--- Exercise material ---

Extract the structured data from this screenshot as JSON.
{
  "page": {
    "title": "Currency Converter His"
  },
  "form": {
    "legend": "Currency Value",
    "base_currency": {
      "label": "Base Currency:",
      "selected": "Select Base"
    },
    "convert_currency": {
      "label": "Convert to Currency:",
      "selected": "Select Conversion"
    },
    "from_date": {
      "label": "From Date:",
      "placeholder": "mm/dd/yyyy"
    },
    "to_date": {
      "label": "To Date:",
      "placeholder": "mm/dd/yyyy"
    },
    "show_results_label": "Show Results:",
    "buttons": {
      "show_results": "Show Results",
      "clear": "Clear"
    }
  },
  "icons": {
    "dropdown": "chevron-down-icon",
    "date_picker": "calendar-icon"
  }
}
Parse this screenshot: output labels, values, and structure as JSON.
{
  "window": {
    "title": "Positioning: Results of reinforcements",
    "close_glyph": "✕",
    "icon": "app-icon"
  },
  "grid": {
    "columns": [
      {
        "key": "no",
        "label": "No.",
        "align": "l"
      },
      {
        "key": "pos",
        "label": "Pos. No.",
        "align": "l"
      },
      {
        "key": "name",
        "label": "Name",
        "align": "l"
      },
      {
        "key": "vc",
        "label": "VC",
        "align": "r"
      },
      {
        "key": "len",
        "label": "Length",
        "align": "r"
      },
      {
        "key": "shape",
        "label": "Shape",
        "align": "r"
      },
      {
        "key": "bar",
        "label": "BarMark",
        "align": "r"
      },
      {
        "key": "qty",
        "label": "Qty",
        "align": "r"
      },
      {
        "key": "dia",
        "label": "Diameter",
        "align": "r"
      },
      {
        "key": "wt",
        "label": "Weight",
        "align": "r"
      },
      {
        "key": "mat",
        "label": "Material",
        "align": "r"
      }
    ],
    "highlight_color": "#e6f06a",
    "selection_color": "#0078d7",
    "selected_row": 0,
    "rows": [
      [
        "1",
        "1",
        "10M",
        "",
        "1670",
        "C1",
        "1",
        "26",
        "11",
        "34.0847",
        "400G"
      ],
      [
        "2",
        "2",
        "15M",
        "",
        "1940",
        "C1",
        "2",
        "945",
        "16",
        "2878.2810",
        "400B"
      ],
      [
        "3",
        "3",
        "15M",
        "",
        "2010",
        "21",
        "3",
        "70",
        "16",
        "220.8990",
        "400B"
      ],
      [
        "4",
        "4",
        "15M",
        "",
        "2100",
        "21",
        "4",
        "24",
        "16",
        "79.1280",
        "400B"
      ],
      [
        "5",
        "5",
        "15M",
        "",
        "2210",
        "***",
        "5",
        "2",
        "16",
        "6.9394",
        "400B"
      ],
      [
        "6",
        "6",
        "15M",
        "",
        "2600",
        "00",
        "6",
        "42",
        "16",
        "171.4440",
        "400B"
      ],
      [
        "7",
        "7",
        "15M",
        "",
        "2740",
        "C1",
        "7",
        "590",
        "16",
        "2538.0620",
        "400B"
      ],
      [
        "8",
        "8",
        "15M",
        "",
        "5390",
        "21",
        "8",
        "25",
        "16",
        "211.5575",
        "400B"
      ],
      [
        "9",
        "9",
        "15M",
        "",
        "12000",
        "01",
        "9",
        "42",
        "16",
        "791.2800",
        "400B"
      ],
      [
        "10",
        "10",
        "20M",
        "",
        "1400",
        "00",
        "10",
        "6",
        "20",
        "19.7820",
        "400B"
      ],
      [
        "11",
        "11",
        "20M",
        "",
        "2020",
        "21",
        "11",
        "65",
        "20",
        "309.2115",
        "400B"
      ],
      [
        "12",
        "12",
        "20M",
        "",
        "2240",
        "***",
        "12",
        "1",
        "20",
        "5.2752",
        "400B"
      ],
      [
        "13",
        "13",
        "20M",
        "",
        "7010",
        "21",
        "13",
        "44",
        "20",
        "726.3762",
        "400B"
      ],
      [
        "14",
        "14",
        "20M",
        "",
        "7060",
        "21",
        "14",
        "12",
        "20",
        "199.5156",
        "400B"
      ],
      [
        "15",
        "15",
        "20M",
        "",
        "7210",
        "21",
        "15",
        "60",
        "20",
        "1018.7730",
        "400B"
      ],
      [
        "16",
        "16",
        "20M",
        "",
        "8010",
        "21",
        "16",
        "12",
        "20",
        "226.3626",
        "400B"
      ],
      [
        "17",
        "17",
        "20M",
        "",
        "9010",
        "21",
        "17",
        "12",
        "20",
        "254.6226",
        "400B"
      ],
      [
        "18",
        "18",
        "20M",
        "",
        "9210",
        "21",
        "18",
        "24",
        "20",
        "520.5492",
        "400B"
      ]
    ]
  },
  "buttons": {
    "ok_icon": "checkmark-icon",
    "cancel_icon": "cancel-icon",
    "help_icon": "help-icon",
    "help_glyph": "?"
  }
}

---

→ Work to complete: Retype the data in full and match it exactly.

→ Right answer:
Extract the structured data from this screenshot as JSON.
{
  "page": {
    "title": "Currency Converter His"
  },
  "form": {
    "legend": "Currency Value",
    "base_currency": {
      "label": "Base Currency:",
      "selected": "Select Base"
    },
    "convert_currency": {
      "label": "Convert to Currency:",
      "selected": "Select Conversion"
    },
    "from_date": {
      "label": "From Date:",
      "placeholder": "mm/dd/yyyy"
    },
    "to_date": {
      "label": "To Date:",
      "placeholder": "mm/dd/yyyy"
    },
    "show_results_label": "Show Results:",
    "buttons": {
      "show_results": "Show Results",
      "clear": "Clear"
    }
  },
  "icons": {
    "dropdown": "chevron-down-icon",
    "date_picker": "calendar-icon"
  }
}
Parse this screenshot: output labels, values, and structure as JSON.
{
  "window": {
    "title": "Positioning: Results of reinforcements",
    "close_glyph": "✕",
    "icon": "app-icon"
  },
  "grid": {
    "columns": [
      {
        "key": "no",
        "label": "No.",
        "align": "l"
      },
      {
        "key": "pos",
        "label": "Pos. No.",
        "align": "l"
      },
      {
        "key": "name",
        "label": "Name",
        "align": "l"
      },
      {
        "key": "vc",
        "label": "VC",
        "align": "r"
      },
      {
        "key": "len",
        "label": "Length",
        "align": "r"
      },
      {
        "key": "shape",
        "label": "Shape",
        "align": "r"
      },
      {
        "key": "bar",
        "label": "BarMark",
        "align": "r"
      },
      {
        "key": "qty",
        "label": "Qty",
        "align": "r"
      },
      {
        "key": "dia",
        "label": "Diameter",
        "align": "r"
      },
      {
        "key": "wt",
        "label": "Weight",
        "align": "r"
      },
      {
        "key": "mat",
        "label": "Material",
        "align": "r"
      }
    ],
    "highlight_color": "#e6f06a",
    "selection_color": "#0078d7",
    "selected_row": 0,
    "rows": [
      [
        "1",
        "1",
        "10M",
        "",
        "1670",
        "C1",
        "1",
        "26",
        "11",
        "34.0847",
        "400G"
      ],
      [
        "2",
        "2",
        "15M",
        "",
        "1940",
        "C1",
        "2",
        "945",
        "16",
        "2878.2810",
        "400B"
      ],
      [
        "3",
        "3",
        "15M",
        "",
        "2010",
        "21",
        "3",
        "70",
        "16",
        "220.8990",
        "400B"
      ],
      [
        "4",
        "4",
        "15M",
        "",
        "2100",
        "21",
        "4",
        "24",
        "16",
        "79.1280",
        "400B"
      ],
      [
        "5",
        "5",
        "15M",
        "",
        "2210",
        "***",
        "5",
        "2",
        "16",
        "6.9394",
        "400B"
      ],
      [
        "6",
        "6",
        "15M",
        "",
        "2600",
        "00",
        "6",
        "42",
        "16",
        "171.4440",
        "400B"
      ],
      [
        "7",
        "7",
        "15M",
        "",
        "2740",
        "C1",
        "7",
        "590",
        "16",
        "2538.0620",
        "400B"
      ],
      [
        "8",
        "8",
        "15M",
        "",
        "5390",
        "21",
        "8",
        "25",
        "16",
        "211.5575",
        "400B"
      ],
      [
        "9",
        "9",
        "15M",
        "",
        "12000",
        "01",
        "9",
        "42",
        "16",
        "791.2800",
        "400B"
      ],
      [
        "10",
        "10",
        "20M",
        "",
        "1400",
        "00",
        "10",
        "6",
        "20",
        "19.7820",
        "400B"
      ],
      [
        "11",
        "11",
        "20M",
        "",
        "2020",
        "21",
        "11",
        "65",
        "20",
        "309.2115",
        "400B"
      ],
      [
        "12",
        "12",
        "20M",
        "",
        "2240",
        "***",
        "12",
        "1",
        "20",
        "5.2752",
        "400B"
      ],
      [
        "13",
        "13",
        "20M",
        "",
        "7010",
        "21",
        "13",
        "44",
        "20",
        "726.3762",
        "400B"
      ],
      [
        "14",
        "14",
        "20M",
        "",
        "7060",
        "21",
        "14",
        "12",
        "20",
        "199.5156",
        "400B"
      ],
      [
        "15",
        "15",
        "20M",
        "",
        "7210",
        "21",
        "15",
        "60",
        "20",
        "1018.7730",
        "400B"
      ],
      [
        "16",
        "16",
        "20M",
        "",
        "8010",
        "21",
        "16",
        "12",
        "20",
        "226.3626",
        "400B"
      ],
      [
        "17",
        "17",
        "20M",
        "",
        "9010",
        "21",
        "17",
        "12",
        "20",
        "254.6226",
        "400B"
      ],
      [
        "18",
        "18",
        "20M",
        "",
        "9210",
        "21",
        "18",
        "24",
        "20",
        "520.5492",
        "400B"
      ]
    ]
  },
  "buttons": {
    "ok_icon": "checkmark-icon",
    "cancel_icon": "cancel-icon",
    "help_icon": "help-icon",
    "help_glyph": "?"
  }
}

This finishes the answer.